| WORK REQUIRED |
Work out how many lines include "актов" and answer with that number only.

— START DATA TO PROCESS —

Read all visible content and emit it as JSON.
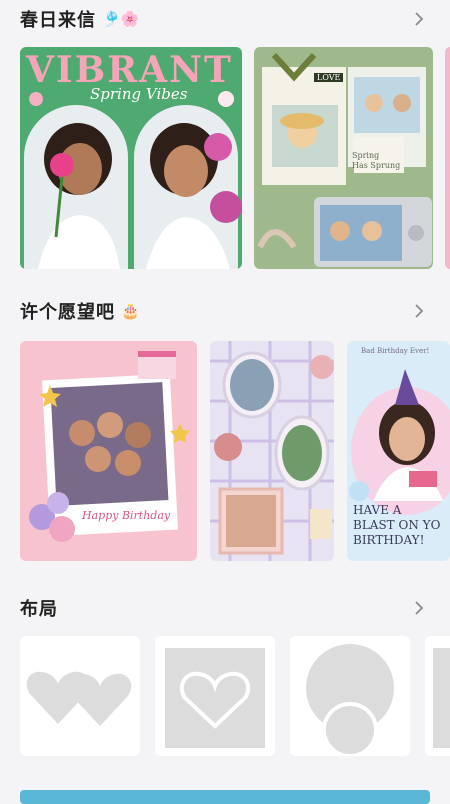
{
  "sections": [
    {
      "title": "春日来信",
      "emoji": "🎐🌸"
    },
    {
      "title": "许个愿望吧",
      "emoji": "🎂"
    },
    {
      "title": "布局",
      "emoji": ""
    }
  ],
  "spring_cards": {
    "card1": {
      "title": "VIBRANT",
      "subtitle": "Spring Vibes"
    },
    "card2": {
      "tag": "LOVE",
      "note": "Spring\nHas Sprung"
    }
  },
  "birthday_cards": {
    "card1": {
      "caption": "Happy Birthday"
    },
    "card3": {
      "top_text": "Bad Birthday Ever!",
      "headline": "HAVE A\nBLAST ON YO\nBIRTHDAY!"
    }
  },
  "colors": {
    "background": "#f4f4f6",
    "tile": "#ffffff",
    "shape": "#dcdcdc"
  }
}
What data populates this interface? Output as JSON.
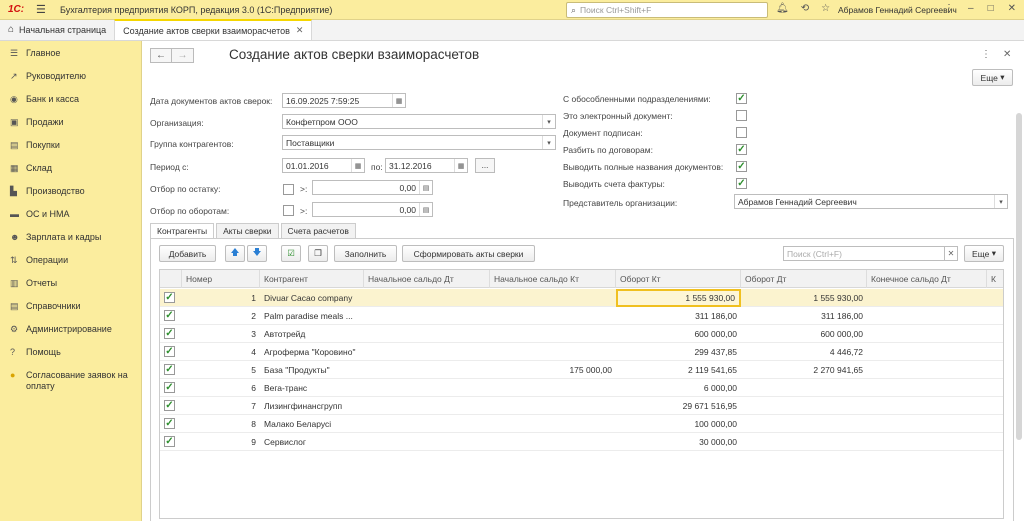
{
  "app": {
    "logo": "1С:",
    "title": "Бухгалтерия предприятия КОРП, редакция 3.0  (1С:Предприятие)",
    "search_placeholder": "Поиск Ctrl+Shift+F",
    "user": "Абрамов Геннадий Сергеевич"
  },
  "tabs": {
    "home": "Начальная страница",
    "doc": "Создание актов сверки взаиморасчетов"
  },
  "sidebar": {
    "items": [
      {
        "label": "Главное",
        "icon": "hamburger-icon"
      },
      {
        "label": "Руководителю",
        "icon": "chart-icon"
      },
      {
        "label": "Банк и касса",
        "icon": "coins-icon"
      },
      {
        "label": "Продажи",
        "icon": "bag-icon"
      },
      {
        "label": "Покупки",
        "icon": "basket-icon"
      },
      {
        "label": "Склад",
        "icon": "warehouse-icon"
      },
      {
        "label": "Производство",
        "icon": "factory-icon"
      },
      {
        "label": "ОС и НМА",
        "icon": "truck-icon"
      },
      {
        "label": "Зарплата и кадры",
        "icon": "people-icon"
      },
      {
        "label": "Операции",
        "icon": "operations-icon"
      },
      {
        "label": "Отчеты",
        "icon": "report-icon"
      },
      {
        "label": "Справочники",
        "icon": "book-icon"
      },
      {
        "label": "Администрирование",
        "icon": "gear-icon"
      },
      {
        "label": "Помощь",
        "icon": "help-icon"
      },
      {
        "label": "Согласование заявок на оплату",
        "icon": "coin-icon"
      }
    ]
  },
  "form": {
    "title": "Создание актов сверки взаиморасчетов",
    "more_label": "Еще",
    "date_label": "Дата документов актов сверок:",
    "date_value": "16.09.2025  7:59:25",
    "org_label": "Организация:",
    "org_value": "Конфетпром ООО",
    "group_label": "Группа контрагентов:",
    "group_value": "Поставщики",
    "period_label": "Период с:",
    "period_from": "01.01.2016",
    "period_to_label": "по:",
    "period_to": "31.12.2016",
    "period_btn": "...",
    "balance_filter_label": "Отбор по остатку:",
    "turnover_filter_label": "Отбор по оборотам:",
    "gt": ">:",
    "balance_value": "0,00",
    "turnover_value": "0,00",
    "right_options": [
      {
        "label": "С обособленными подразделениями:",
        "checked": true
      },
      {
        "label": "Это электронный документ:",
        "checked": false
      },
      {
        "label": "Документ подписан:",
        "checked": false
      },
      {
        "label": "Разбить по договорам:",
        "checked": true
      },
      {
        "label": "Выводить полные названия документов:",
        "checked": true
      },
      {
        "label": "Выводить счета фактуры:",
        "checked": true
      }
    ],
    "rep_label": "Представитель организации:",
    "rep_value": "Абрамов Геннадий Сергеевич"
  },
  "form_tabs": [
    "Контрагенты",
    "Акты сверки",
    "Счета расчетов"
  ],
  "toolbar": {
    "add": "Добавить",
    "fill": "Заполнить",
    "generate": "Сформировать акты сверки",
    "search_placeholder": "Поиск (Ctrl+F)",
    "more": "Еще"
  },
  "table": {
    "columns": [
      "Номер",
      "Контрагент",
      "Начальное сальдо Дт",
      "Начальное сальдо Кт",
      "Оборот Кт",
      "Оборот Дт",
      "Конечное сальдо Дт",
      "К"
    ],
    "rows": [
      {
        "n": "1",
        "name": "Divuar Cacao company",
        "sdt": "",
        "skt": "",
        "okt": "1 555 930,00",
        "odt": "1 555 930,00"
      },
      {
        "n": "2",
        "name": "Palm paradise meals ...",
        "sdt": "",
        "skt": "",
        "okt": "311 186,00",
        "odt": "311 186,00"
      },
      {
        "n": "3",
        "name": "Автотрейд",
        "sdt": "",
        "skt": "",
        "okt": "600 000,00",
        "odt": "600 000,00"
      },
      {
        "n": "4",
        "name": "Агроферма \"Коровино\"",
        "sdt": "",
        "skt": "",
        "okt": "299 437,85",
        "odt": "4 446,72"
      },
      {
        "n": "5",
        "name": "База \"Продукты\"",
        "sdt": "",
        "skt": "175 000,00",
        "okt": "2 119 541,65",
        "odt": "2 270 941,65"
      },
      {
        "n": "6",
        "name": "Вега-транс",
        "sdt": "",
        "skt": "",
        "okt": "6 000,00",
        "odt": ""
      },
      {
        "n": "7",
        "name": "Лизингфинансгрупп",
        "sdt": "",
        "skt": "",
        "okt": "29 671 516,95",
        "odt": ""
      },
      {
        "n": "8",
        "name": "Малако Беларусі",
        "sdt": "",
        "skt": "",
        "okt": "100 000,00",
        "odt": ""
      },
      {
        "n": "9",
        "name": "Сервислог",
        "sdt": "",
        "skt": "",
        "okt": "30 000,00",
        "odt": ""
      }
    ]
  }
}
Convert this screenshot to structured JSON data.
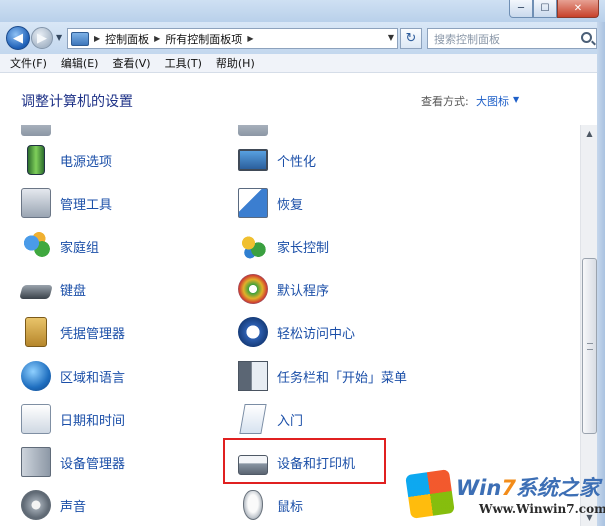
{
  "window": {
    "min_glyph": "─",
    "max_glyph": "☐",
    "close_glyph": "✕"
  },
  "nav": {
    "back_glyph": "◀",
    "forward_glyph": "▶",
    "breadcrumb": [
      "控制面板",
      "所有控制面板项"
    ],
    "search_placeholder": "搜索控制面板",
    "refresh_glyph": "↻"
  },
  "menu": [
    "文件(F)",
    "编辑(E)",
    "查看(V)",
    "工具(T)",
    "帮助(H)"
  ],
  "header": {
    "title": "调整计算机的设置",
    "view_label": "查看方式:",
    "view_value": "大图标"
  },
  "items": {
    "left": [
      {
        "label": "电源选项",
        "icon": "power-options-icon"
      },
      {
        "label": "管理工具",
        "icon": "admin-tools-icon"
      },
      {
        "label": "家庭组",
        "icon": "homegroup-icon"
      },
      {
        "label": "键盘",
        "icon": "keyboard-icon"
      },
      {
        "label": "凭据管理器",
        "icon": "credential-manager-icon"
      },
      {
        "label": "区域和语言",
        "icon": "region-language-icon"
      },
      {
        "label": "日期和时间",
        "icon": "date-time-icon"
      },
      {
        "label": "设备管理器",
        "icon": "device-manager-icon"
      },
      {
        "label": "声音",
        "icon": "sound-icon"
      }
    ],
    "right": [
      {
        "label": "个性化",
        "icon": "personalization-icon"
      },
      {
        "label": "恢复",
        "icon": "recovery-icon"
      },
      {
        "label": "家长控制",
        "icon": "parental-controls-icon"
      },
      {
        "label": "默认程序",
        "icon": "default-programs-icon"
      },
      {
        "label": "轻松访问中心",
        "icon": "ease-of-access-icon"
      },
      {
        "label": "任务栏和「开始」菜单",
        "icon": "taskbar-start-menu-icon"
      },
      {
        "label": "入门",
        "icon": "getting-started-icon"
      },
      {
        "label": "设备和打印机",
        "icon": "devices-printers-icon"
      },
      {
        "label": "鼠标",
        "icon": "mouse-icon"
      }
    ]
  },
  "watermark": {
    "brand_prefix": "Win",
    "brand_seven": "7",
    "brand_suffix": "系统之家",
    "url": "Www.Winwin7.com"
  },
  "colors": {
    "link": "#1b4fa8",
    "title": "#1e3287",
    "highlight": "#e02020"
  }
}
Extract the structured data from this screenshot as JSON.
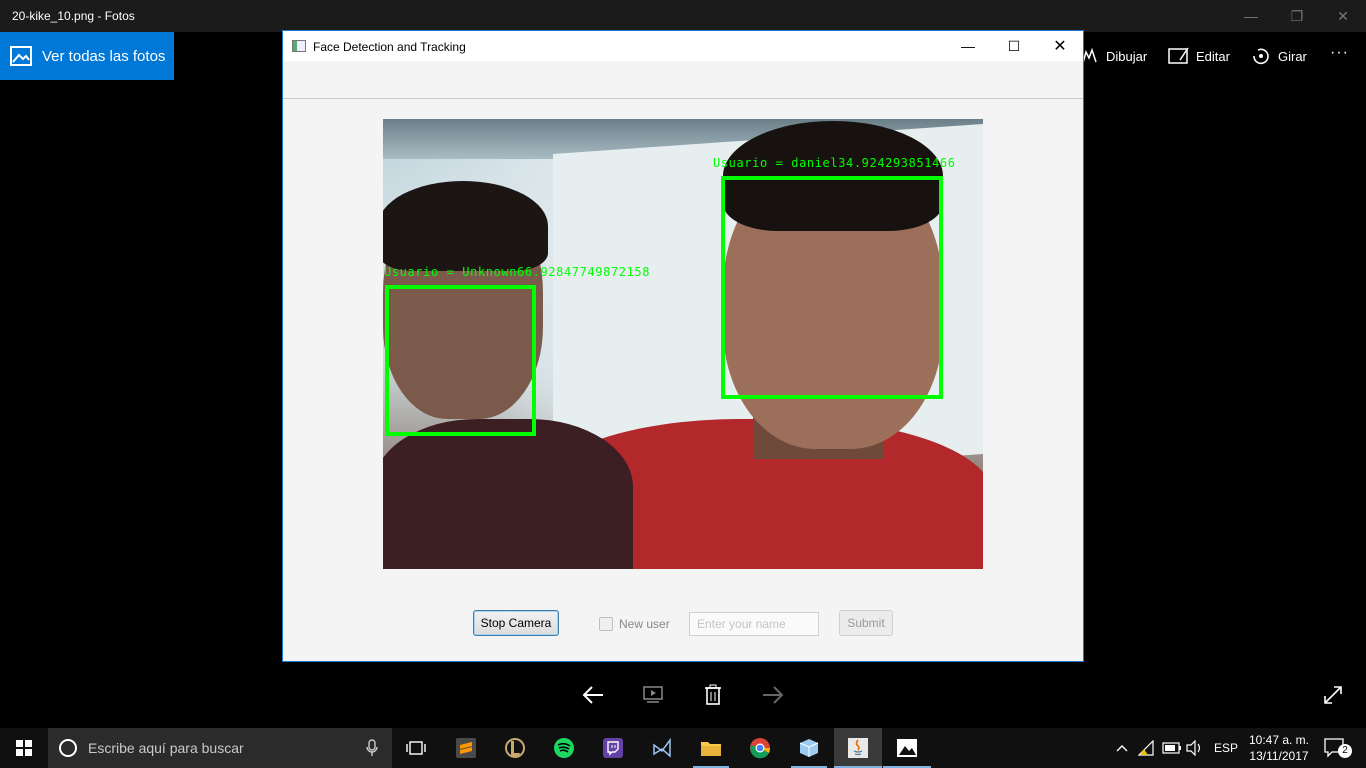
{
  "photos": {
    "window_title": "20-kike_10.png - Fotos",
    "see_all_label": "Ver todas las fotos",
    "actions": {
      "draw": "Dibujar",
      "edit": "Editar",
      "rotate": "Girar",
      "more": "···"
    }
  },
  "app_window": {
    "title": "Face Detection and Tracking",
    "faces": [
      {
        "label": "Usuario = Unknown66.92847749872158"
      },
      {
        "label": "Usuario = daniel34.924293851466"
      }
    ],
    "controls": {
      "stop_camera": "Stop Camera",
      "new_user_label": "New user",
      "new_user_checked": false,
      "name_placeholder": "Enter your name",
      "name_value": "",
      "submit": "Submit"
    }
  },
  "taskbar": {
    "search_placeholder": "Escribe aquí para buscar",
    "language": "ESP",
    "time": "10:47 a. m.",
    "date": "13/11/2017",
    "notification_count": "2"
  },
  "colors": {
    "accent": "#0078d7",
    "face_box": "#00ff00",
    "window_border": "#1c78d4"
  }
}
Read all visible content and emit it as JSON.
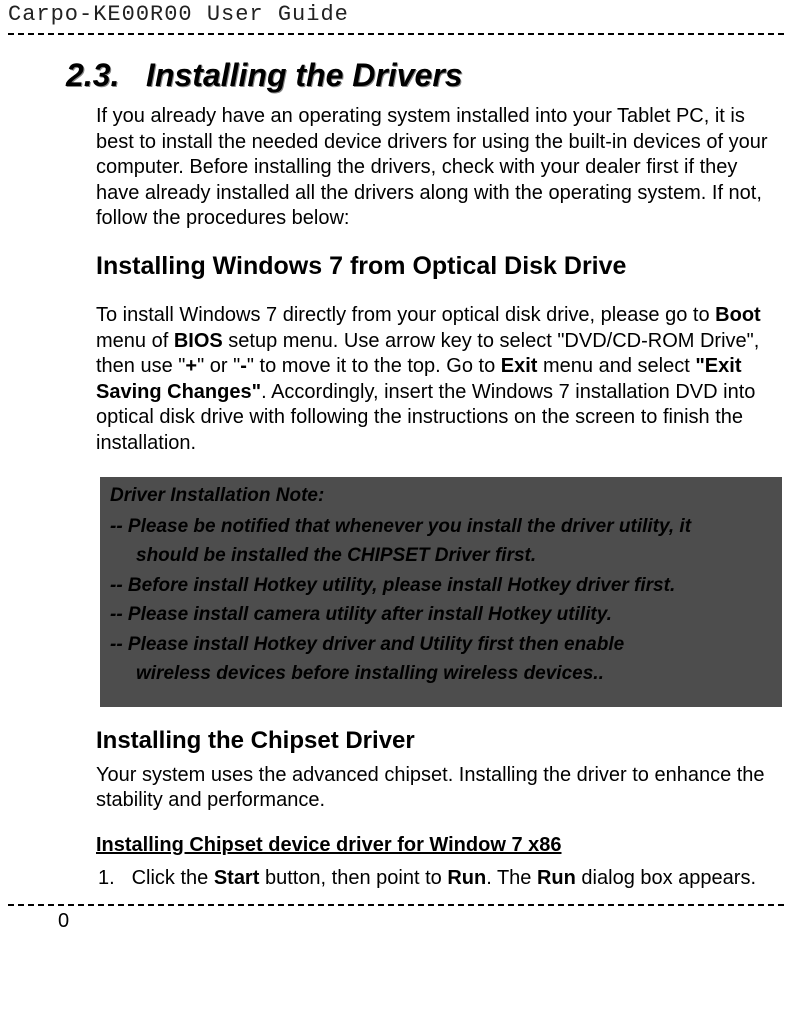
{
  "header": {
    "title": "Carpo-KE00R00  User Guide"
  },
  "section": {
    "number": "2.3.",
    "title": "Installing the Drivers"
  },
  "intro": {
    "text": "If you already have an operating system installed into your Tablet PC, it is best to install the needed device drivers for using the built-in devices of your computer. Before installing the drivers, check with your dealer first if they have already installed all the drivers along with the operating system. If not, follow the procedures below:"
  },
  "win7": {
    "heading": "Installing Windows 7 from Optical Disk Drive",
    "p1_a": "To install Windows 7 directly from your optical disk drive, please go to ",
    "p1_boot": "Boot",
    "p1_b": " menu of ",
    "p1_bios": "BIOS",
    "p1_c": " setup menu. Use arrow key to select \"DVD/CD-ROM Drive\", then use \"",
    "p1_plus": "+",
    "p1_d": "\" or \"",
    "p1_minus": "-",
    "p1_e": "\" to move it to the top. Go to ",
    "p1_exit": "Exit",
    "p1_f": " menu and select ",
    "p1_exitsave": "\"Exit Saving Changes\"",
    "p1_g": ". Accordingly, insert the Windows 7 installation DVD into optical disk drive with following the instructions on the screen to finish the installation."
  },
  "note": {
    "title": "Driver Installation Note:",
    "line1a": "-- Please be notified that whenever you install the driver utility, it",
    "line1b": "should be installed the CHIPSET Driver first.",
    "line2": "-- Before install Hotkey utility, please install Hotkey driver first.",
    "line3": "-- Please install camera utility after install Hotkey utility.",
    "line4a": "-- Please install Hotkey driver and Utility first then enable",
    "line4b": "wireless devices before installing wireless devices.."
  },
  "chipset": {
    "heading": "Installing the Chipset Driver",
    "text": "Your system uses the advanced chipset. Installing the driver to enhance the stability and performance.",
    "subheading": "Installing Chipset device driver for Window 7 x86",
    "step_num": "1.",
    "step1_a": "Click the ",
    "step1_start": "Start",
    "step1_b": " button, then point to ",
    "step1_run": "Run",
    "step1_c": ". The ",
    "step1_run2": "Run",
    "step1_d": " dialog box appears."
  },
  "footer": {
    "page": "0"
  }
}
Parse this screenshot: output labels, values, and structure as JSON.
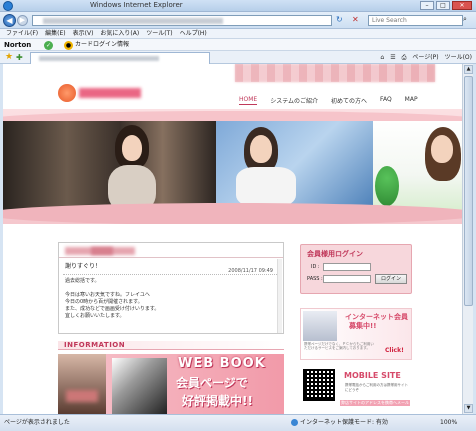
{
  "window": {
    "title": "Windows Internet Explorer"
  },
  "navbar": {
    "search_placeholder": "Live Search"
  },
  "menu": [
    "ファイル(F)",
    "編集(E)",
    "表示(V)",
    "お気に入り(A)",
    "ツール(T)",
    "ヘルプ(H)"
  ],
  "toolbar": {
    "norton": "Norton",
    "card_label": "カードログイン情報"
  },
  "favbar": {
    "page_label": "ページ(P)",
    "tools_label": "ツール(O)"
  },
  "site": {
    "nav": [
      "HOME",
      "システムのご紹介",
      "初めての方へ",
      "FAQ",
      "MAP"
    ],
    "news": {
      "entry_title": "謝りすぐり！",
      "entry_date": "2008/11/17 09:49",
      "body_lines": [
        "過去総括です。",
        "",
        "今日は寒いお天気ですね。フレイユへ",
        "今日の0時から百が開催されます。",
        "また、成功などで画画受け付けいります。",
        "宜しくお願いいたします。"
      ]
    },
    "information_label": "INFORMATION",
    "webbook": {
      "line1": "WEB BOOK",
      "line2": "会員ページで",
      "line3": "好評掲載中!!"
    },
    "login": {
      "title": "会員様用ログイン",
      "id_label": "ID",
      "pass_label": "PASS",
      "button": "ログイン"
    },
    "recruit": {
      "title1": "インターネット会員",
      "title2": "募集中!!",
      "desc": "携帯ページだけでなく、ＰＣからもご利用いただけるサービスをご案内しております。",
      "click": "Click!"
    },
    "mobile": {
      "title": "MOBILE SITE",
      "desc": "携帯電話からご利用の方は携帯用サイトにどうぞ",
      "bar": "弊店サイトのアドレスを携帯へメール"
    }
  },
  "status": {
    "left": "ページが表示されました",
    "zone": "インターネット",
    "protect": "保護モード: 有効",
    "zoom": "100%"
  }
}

— END DATA TO PROCESS —

| SOLUTION TO THE PROBLEM |
3